** Start of TASK MATERIAL **
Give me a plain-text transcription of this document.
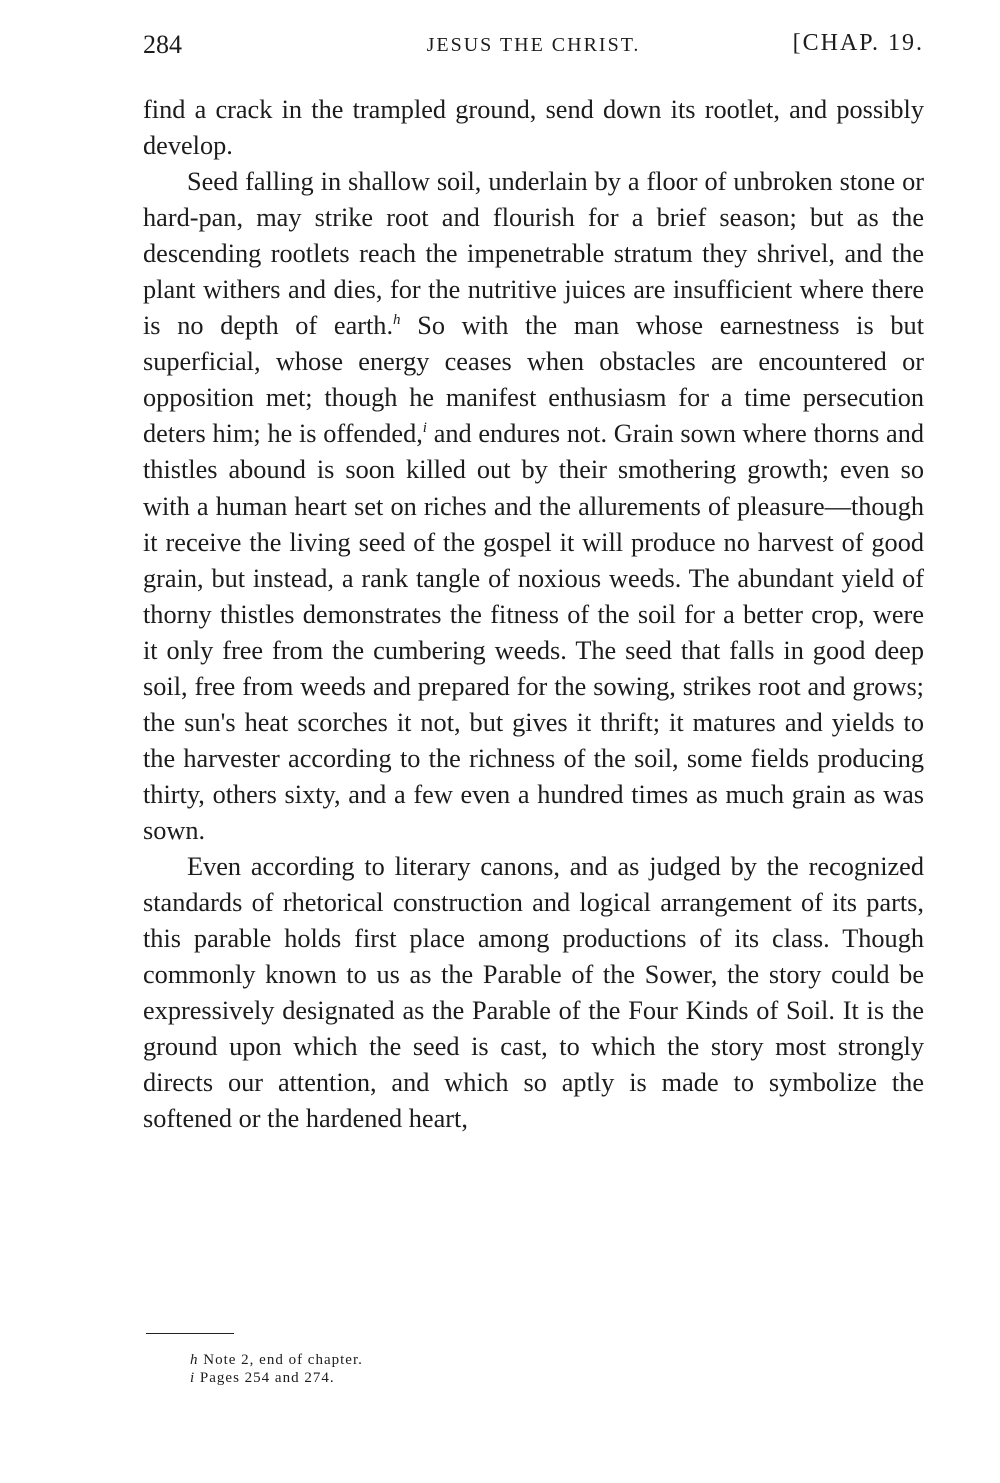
284	JESUS THE CHRIST.	[CHAP. 19.

find a crack in the trampled ground, send down its rootlet, and possibly develop.

Seed falling in shallow soil, underlain by a floor of unbroken stone or hard-pan, may strike root and flourish for a brief season; but as the descending rootlets reach the impenetrable stratum they shrivel, and the plant withers and dies, for the nutritive juices are insufficient where there is no depth of earth.$^h$ So with the man whose earnestness is but superficial, whose energy ceases when obstacles are encountered or opposition met; though he manifest enthusiasm for a time persecution deters him; he is offended,$^i$ and endures not. Grain sown where thorns and thistles abound is soon killed out by their smothering growth; even so with a human heart set on riches and the allurements of pleasure—though it receive the living seed of the gospel it will produce no harvest of good grain, but instead, a rank tangle of noxious weeds. The abundant yield of thorny thistles demonstrates the fitness of the soil for a better crop, were it only free from the cumbering weeds. The seed that falls in good deep soil, free from weeds and prepared for the sowing, strikes root and grows; the sun's heat scorches it not, but gives it thrift; it matures and yields to the harvester according to the richness of the soil, some fields producing thirty, others sixty, and a few even a hundred times as much grain as was sown.

Even according to literary canons, and as judged by the recognized standards of rhetorical construction and logical arrangement of its parts, this parable holds first place among productions of its class. Though commonly known to us as the Parable of the Sower, the story could be expressively designated as the Parable of the Four Kinds of Soil. It is the ground upon which the seed is cast, to which the story most strongly directs our attention, and which so aptly is made to symbolize the softened or the hardened heart,

h Note 2, end of chapter.
i Pages 254 and 274.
** End of TASK MATERIAL **
**EXERCISE PROMPT:**
Your copy of the data above should match it exactly, except that pictures are left out.

**COMPLETE RESPONSE:**
Give me a plain-text transcription of this document.
284	JESUS THE CHRIST.	[CHAP. 19.

find a crack in the trampled ground, send down its rootlet, and possibly develop.

Seed falling in shallow soil, underlain by a floor of unbroken stone or hard-pan, may strike root and flourish for a brief season; but as the descending rootlets reach the impenetrable stratum they shrivel, and the plant withers and dies, for the nutritive juices are insufficient where there is no depth of earth.$^h$ So with the man whose earnestness is but superficial, whose energy ceases when obstacles are encountered or opposition met; though he manifest enthusiasm for a time persecution deters him; he is offended,$^i$ and endures not. Grain sown where thorns and thistles abound is soon killed out by their smothering growth; even so with a human heart set on riches and the allurements of pleasure—though it receive the living seed of the gospel it will produce no harvest of good grain, but instead, a rank tangle of noxious weeds. The abundant yield of thorny thistles demonstrates the fitness of the soil for a better crop, were it only free from the cumbering weeds. The seed that falls in good deep soil, free from weeds and prepared for the sowing, strikes root and grows; the sun's heat scorches it not, but gives it thrift; it matures and yields to the harvester according to the richness of the soil, some fields producing thirty, others sixty, and a few even a hundred times as much grain as was sown.

Even according to literary canons, and as judged by the recognized standards of rhetorical construction and logical arrangement of its parts, this parable holds first place among productions of its class. Though commonly known to us as the Parable of the Sower, the story could be expressively designated as the Parable of the Four Kinds of Soil. It is the ground upon which the seed is cast, to which the story most strongly directs our attention, and which so aptly is made to symbolize the softened or the hardened heart,

h Note 2, end of chapter.
i Pages 254 and 274.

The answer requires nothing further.